▸ **Aim**: Copy each line with the word "this" in it.

▸ **Data entries**:
BEGIN

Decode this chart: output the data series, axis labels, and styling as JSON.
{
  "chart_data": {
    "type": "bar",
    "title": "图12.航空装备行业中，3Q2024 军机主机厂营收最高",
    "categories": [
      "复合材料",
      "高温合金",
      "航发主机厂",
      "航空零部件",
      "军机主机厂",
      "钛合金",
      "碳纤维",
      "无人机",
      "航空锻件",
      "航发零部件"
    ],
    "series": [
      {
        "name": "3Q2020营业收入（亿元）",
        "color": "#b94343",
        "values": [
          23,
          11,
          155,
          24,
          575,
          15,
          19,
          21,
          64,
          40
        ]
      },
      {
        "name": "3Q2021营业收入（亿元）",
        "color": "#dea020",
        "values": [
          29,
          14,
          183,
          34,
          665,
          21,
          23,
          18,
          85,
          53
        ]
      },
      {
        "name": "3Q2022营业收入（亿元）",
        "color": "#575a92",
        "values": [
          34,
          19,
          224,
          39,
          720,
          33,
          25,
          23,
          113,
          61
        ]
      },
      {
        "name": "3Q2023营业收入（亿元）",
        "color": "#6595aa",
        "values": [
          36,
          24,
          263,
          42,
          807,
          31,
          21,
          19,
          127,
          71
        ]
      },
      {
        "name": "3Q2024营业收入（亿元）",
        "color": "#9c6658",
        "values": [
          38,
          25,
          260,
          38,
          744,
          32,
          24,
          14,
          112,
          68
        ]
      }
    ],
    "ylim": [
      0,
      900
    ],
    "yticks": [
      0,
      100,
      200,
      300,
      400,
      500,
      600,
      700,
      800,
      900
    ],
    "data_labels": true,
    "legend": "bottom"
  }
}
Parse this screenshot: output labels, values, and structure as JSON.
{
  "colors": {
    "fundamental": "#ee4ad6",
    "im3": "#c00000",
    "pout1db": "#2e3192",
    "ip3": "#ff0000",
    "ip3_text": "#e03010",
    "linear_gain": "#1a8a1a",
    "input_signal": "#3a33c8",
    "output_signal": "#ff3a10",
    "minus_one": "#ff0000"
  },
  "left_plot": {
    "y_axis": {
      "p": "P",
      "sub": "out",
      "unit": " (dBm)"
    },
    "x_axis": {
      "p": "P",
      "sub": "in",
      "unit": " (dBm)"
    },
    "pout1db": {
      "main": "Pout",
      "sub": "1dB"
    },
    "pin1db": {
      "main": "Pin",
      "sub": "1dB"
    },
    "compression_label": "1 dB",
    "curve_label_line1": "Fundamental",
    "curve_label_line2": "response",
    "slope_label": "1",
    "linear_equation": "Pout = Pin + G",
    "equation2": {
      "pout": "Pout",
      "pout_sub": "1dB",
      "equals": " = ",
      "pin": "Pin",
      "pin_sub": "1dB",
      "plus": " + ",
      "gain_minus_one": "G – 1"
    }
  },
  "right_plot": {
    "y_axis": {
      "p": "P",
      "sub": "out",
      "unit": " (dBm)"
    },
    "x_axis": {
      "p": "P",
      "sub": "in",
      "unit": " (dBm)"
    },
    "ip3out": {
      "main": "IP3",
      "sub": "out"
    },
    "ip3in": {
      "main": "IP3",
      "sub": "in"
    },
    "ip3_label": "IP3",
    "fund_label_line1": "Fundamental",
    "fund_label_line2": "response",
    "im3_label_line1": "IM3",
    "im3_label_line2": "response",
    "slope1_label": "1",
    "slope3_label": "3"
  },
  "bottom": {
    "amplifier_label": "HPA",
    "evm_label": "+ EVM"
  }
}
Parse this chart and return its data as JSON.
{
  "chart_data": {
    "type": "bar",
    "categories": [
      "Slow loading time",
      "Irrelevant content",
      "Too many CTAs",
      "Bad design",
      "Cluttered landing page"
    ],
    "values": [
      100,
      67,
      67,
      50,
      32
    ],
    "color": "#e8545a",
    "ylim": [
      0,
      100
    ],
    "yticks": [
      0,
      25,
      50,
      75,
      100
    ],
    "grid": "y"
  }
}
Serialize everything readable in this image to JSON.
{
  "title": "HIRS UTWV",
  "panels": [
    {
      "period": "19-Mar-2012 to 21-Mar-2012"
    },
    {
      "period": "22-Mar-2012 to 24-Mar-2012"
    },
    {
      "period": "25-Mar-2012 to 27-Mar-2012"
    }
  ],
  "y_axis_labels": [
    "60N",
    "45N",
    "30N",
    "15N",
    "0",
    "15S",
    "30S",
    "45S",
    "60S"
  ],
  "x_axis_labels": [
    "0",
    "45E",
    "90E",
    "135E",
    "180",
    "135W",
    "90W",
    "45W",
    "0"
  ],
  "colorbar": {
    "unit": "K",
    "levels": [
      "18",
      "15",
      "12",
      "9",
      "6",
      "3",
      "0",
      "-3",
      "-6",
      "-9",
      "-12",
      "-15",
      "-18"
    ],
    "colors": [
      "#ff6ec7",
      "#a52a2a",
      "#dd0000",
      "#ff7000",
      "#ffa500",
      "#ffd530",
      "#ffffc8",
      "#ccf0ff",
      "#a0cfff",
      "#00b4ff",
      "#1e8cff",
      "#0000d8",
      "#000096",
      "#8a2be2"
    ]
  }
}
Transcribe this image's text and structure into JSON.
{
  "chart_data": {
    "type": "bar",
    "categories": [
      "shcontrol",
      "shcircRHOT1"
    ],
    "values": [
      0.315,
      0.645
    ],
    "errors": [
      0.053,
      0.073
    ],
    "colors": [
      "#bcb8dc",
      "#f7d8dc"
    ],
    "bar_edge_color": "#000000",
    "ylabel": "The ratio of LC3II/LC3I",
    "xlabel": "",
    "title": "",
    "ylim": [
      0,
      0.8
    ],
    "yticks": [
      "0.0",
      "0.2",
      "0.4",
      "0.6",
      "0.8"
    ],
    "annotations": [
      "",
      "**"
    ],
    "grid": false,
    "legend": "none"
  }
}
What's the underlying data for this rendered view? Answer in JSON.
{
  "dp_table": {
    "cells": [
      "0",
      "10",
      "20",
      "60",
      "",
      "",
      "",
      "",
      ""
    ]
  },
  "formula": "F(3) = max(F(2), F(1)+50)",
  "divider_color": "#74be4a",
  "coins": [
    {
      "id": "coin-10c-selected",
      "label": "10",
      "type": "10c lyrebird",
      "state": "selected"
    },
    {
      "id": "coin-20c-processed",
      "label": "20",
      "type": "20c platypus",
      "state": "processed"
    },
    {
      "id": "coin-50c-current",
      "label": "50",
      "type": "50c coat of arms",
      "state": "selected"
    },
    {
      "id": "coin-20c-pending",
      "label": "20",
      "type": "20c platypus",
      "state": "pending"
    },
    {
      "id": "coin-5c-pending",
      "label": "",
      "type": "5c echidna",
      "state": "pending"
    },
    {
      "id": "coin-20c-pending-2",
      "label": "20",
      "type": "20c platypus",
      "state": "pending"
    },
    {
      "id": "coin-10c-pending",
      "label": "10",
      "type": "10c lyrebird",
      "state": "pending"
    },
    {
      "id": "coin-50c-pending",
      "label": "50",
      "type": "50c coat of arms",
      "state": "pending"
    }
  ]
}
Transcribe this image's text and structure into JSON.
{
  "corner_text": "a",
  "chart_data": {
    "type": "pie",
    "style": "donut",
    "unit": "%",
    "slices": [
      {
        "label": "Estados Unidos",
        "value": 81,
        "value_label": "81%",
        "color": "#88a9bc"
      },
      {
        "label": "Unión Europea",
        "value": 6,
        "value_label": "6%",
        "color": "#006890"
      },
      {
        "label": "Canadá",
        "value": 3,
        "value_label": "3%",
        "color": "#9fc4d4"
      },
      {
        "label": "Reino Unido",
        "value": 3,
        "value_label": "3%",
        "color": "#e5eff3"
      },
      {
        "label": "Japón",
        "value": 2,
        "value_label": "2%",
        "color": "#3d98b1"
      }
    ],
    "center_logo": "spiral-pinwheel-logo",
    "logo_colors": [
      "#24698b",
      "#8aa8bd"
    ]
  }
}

END

▸ **Complete answer**:
Decode this chart: output the data series, axis labels, and styling as JSON.
Parse this screenshot: output labels, values, and structure as JSON.
Parse this chart and return its data as JSON.
Serialize everything readable in this image to JSON.
Transcribe this image's text and structure into JSON.
What's the underlying data for this rendered view? Answer in JSON.
Transcribe this image's text and structure into JSON.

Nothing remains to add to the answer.